>> Begin RECORDS FOR THIS EXERCISE

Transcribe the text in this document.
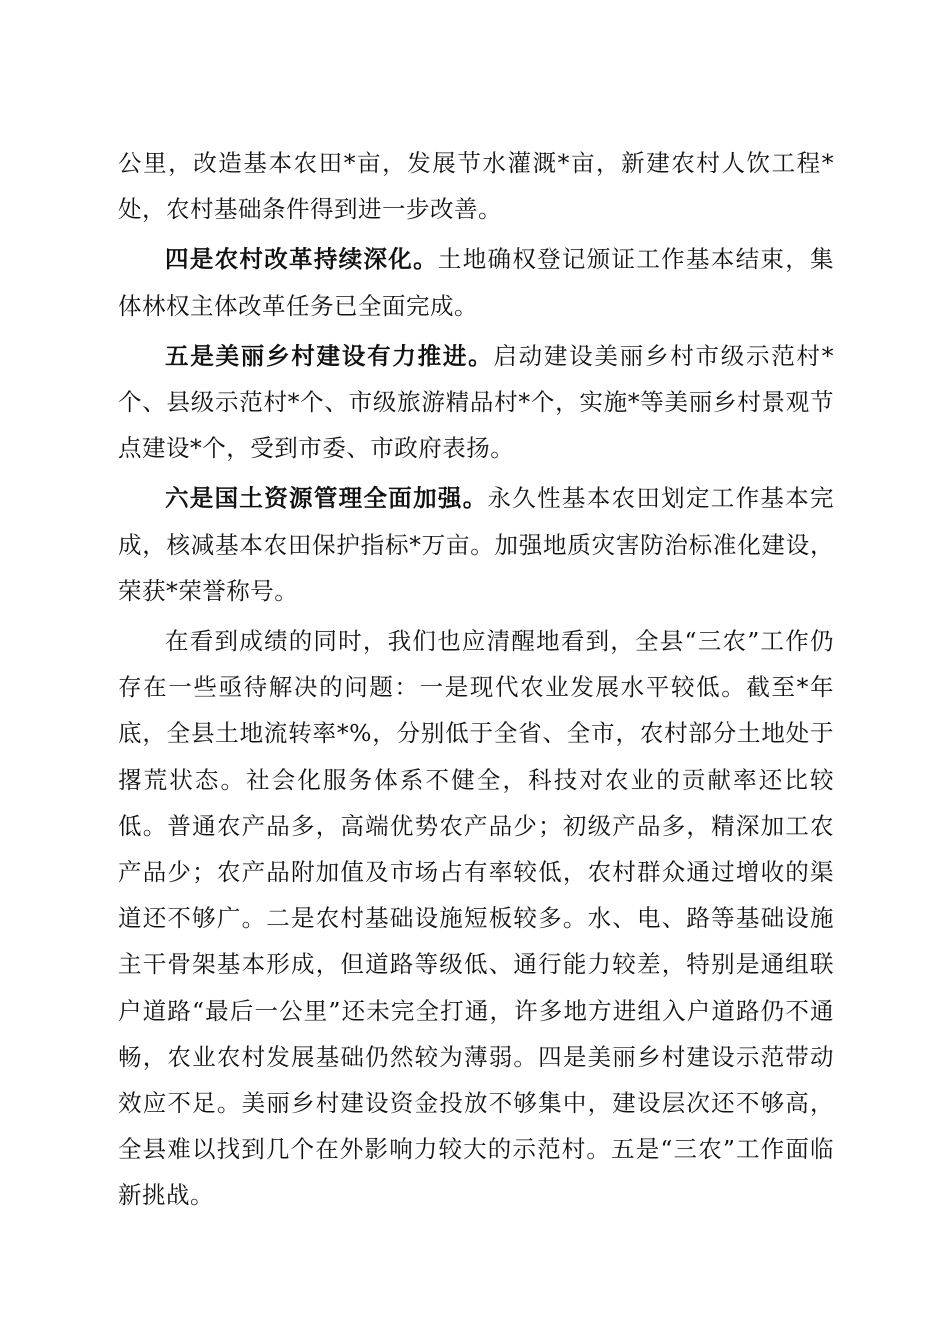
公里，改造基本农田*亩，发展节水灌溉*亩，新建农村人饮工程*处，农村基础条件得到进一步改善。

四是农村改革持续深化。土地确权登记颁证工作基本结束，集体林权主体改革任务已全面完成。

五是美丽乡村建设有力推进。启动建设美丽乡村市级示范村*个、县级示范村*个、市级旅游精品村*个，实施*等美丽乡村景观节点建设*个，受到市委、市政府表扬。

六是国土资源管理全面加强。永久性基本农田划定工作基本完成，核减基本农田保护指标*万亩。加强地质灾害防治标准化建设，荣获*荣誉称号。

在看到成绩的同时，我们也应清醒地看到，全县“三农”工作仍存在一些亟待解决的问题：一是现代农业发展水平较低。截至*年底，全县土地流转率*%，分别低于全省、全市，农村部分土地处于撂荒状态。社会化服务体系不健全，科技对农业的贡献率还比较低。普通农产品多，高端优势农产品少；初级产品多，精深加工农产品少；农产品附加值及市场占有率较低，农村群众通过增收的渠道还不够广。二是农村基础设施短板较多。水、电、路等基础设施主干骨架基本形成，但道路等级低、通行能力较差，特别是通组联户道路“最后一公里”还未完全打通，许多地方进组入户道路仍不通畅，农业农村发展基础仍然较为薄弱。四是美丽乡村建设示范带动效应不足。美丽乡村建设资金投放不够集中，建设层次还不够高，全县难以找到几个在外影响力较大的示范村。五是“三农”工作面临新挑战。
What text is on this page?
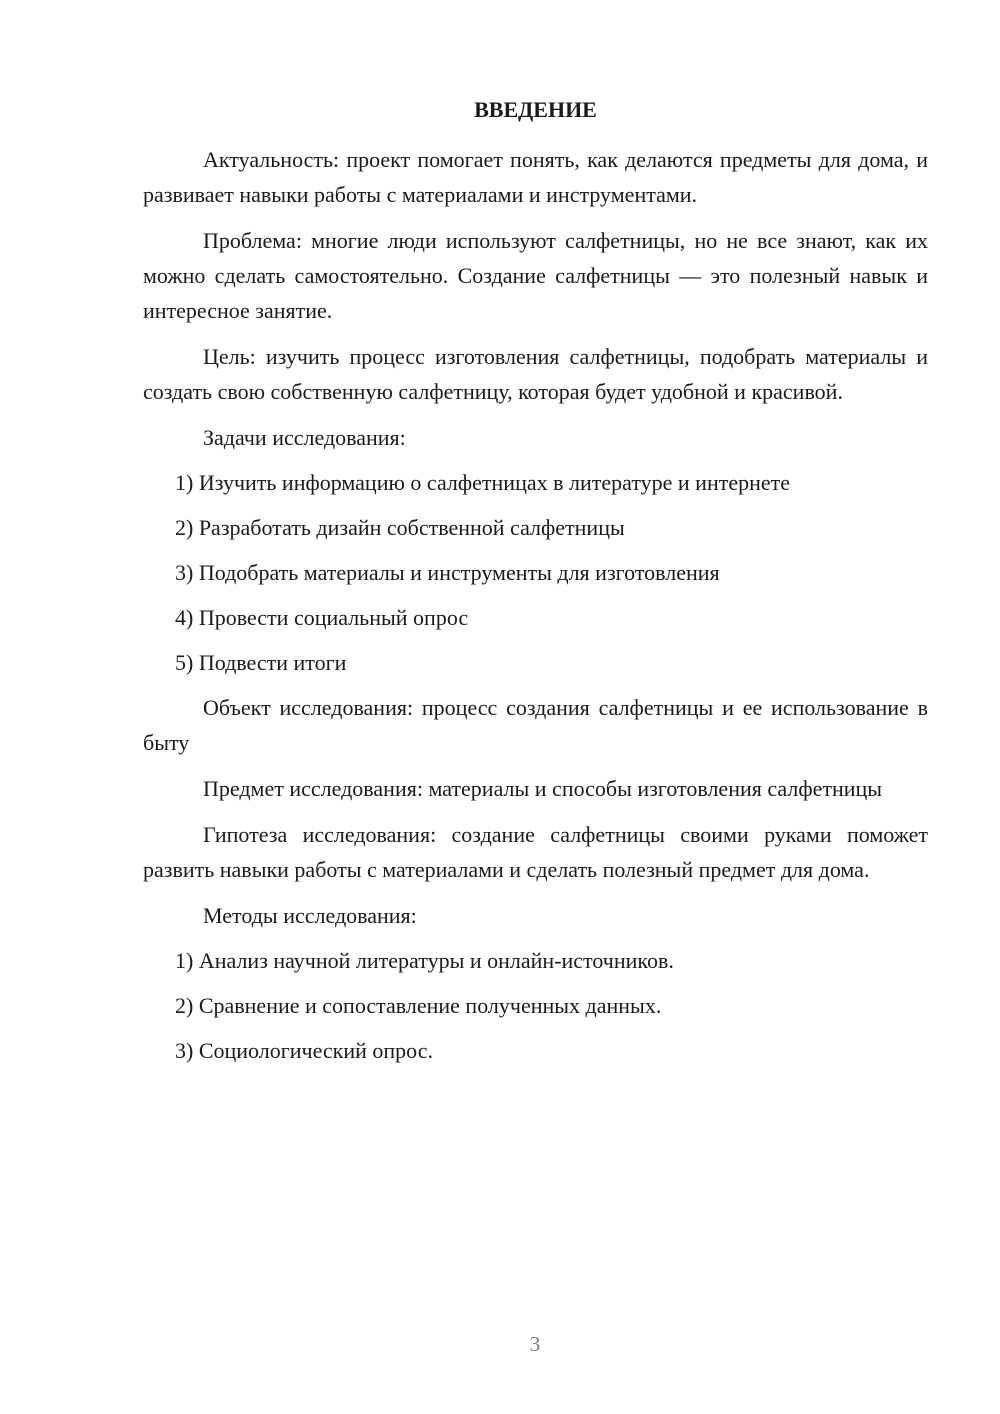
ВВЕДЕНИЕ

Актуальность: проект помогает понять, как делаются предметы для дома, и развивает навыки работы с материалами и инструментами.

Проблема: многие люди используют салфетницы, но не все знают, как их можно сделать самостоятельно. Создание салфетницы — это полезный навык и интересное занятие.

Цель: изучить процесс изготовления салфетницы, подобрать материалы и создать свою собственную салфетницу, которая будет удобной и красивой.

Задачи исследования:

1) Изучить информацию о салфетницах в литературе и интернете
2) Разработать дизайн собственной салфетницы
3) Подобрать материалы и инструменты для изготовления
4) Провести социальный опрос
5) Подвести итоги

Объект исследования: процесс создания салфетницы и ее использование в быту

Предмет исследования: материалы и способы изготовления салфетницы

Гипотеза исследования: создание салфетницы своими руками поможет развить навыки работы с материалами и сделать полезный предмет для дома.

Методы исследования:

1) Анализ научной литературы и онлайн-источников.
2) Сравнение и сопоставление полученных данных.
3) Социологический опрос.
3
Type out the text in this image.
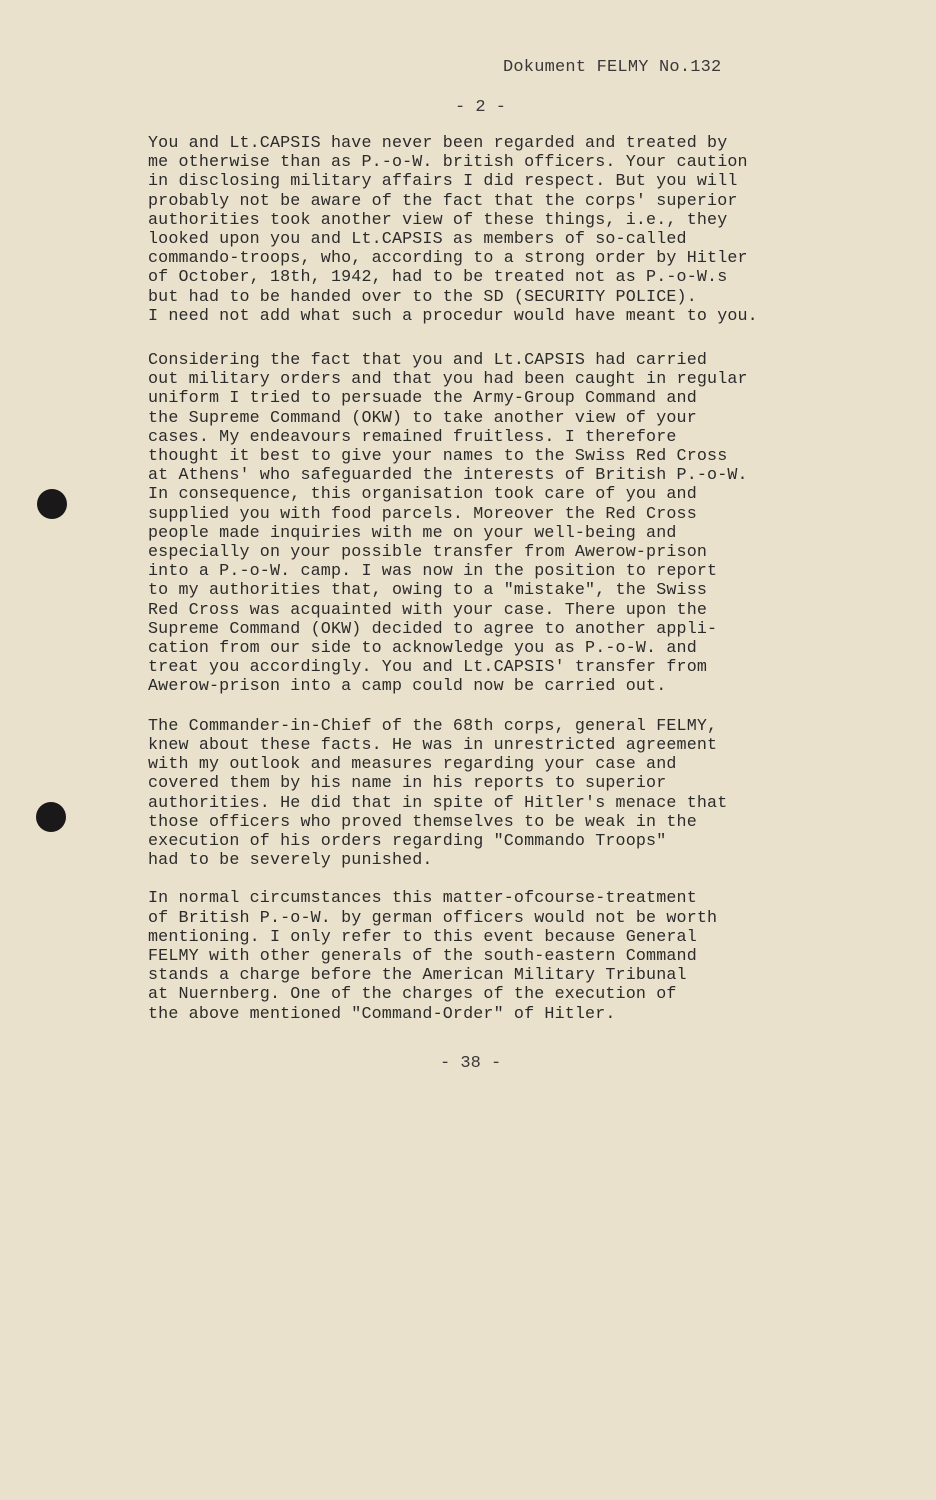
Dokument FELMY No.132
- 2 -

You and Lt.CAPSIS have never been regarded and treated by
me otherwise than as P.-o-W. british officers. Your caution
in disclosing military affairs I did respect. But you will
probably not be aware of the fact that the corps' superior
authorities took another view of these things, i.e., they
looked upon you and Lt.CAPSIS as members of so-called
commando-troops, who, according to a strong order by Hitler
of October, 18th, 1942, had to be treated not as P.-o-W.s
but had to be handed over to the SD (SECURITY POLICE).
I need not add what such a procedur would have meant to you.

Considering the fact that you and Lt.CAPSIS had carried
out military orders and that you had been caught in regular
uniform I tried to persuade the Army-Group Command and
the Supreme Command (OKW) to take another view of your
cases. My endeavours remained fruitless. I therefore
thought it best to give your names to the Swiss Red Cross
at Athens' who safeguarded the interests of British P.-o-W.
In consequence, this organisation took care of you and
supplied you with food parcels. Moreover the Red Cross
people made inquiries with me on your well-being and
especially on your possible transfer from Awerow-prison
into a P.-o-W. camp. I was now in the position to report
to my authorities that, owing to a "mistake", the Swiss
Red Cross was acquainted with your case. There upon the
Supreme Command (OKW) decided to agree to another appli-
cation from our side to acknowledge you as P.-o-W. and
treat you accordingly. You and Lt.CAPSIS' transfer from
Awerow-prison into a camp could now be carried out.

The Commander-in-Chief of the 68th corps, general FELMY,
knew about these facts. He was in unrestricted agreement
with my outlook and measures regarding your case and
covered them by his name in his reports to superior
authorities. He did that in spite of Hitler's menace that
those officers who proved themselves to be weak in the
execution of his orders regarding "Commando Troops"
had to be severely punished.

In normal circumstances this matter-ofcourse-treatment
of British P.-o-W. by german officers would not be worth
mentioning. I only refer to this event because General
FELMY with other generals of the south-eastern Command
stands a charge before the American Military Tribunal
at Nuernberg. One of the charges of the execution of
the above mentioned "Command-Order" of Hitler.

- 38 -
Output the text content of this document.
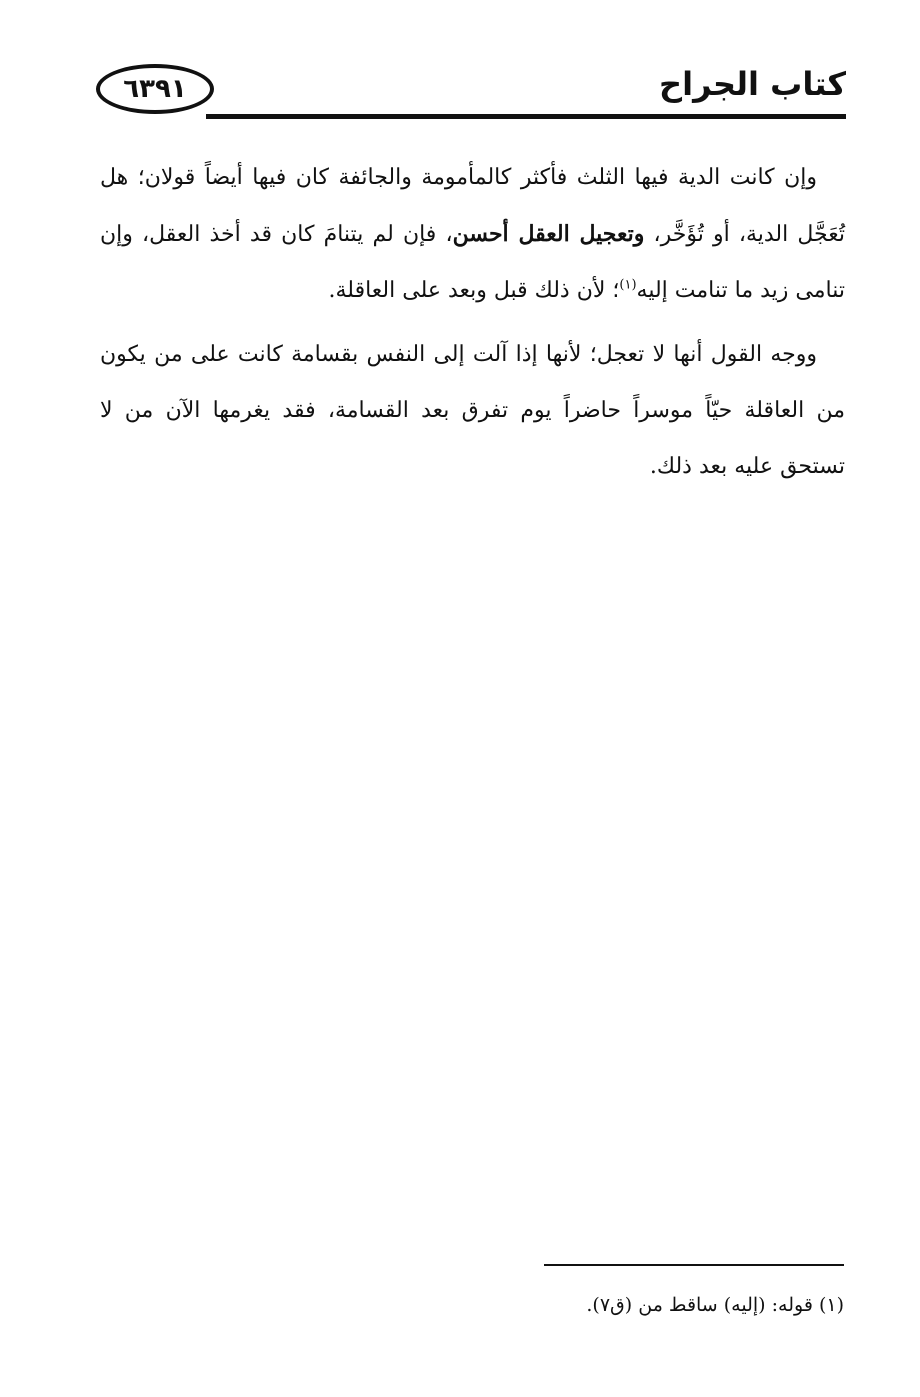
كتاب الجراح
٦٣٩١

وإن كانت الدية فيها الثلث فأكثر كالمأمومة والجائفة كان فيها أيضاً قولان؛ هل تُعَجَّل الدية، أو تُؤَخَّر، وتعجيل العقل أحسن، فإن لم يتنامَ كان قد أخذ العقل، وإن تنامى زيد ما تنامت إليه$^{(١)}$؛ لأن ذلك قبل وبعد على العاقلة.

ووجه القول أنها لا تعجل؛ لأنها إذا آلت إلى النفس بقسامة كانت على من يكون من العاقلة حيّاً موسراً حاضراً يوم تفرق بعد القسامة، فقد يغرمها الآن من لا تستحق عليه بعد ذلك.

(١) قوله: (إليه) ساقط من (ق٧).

>> End RECORDS FOR THIS EXERCISE

WRITTEN EXERCISE:
Return the listing above in full and without alteration, excluding its pictures.

RESPONSE BELOW:
Transcribe the text in this document.
公里，改造基本农田*亩，发展节水灌溉*亩，新建农村人饮工程*处，农村基础条件得到进一步改善。

四是农村改革持续深化。土地确权登记颁证工作基本结束，集体林权主体改革任务已全面完成。

五是美丽乡村建设有力推进。启动建设美丽乡村市级示范村*个、县级示范村*个、市级旅游精品村*个，实施*等美丽乡村景观节点建设*个，受到市委、市政府表扬。

六是国土资源管理全面加强。永久性基本农田划定工作基本完成，核减基本农田保护指标*万亩。加强地质灾害防治标准化建设，荣获*荣誉称号。

在看到成绩的同时，我们也应清醒地看到，全县“三农”工作仍存在一些亟待解决的问题：一是现代农业发展水平较低。截至*年底，全县土地流转率*%，分别低于全省、全市，农村部分土地处于撂荒状态。社会化服务体系不健全，科技对农业的贡献率还比较低。普通农产品多，高端优势农产品少；初级产品多，精深加工农产品少；农产品附加值及市场占有率较低，农村群众通过增收的渠道还不够广。二是农村基础设施短板较多。水、电、路等基础设施主干骨架基本形成，但道路等级低、通行能力较差，特别是通组联户道路“最后一公里”还未完全打通，许多地方进组入户道路仍不通畅，农业农村发展基础仍然较为薄弱。四是美丽乡村建设示范带动效应不足。美丽乡村建设资金投放不够集中，建设层次还不够高，全县难以找到几个在外影响力较大的示范村。五是“三农”工作面临新挑战。
What text is on this page?
ВВЕДЕНИЕ

Актуальность: проект помогает понять, как делаются предметы для дома, и развивает навыки работы с материалами и инструментами.

Проблема: многие люди используют салфетницы, но не все знают, как их можно сделать самостоятельно. Создание салфетницы — это полезный навык и интересное занятие.

Цель: изучить процесс изготовления салфетницы, подобрать материалы и создать свою собственную салфетницу, которая будет удобной и красивой.

Задачи исследования:

1) Изучить информацию о салфетницах в литературе и интернете
2) Разработать дизайн собственной салфетницы
3) Подобрать материалы и инструменты для изготовления
4) Провести социальный опрос
5) Подвести итоги

Объект исследования: процесс создания салфетницы и ее использование в быту

Предмет исследования: материалы и способы изготовления салфетницы

Гипотеза исследования: создание салфетницы своими руками поможет развить навыки работы с материалами и сделать полезный предмет для дома.

Методы исследования:

1) Анализ научной литературы и онлайн-источников.
2) Сравнение и сопоставление полученных данных.
3) Социологический опрос.
3
Type out the text in this image.
Dokument FELMY No.132
- 2 -

You and Lt.CAPSIS have never been regarded and treated by
me otherwise than as P.-o-W. british officers. Your caution
in disclosing military affairs I did respect. But you will
probably not be aware of the fact that the corps' superior
authorities took another view of these things, i.e., they
looked upon you and Lt.CAPSIS as members of so-called
commando-troops, who, according to a strong order by Hitler
of October, 18th, 1942, had to be treated not as P.-o-W.s
but had to be handed over to the SD (SECURITY POLICE).
I need not add what such a procedur would have meant to you.

Considering the fact that you and Lt.CAPSIS had carried
out military orders and that you had been caught in regular
uniform I tried to persuade the Army-Group Command and
the Supreme Command (OKW) to take another view of your
cases. My endeavours remained fruitless. I therefore
thought it best to give your names to the Swiss Red Cross
at Athens' who safeguarded the interests of British P.-o-W.
In consequence, this organisation took care of you and
supplied you with food parcels. Moreover the Red Cross
people made inquiries with me on your well-being and
especially on your possible transfer from Awerow-prison
into a P.-o-W. camp. I was now in the position to report
to my authorities that, owing to a "mistake", the Swiss
Red Cross was acquainted with your case. There upon the
Supreme Command (OKW) decided to agree to another appli-
cation from our side to acknowledge you as P.-o-W. and
treat you accordingly. You and Lt.CAPSIS' transfer from
Awerow-prison into a camp could now be carried out.

The Commander-in-Chief of the 68th corps, general FELMY,
knew about these facts. He was in unrestricted agreement
with my outlook and measures regarding your case and
covered them by his name in his reports to superior
authorities. He did that in spite of Hitler's menace that
those officers who proved themselves to be weak in the
execution of his orders regarding "Commando Troops"
had to be severely punished.

In normal circumstances this matter-ofcourse-treatment
of British P.-o-W. by german officers would not be worth
mentioning. I only refer to this event because General
FELMY with other generals of the south-eastern Command
stands a charge before the American Military Tribunal
at Nuernberg. One of the charges of the execution of
the above mentioned "Command-Order" of Hitler.

- 38 -
Output the text content of this document.
كتاب الجراح
٦٣٩١

وإن كانت الدية فيها الثلث فأكثر كالمأمومة والجائفة كان فيها أيضاً قولان؛ هل تُعَجَّل الدية، أو تُؤَخَّر، وتعجيل العقل أحسن، فإن لم يتنامَ كان قد أخذ العقل، وإن تنامى زيد ما تنامت إليه$^{(١)}$؛ لأن ذلك قبل وبعد على العاقلة.

ووجه القول أنها لا تعجل؛ لأنها إذا آلت إلى النفس بقسامة كانت على من يكون من العاقلة حيّاً موسراً حاضراً يوم تفرق بعد القسامة، فقد يغرمها الآن من لا تستحق عليه بعد ذلك.

(١) قوله: (إليه) ساقط من (ق٧).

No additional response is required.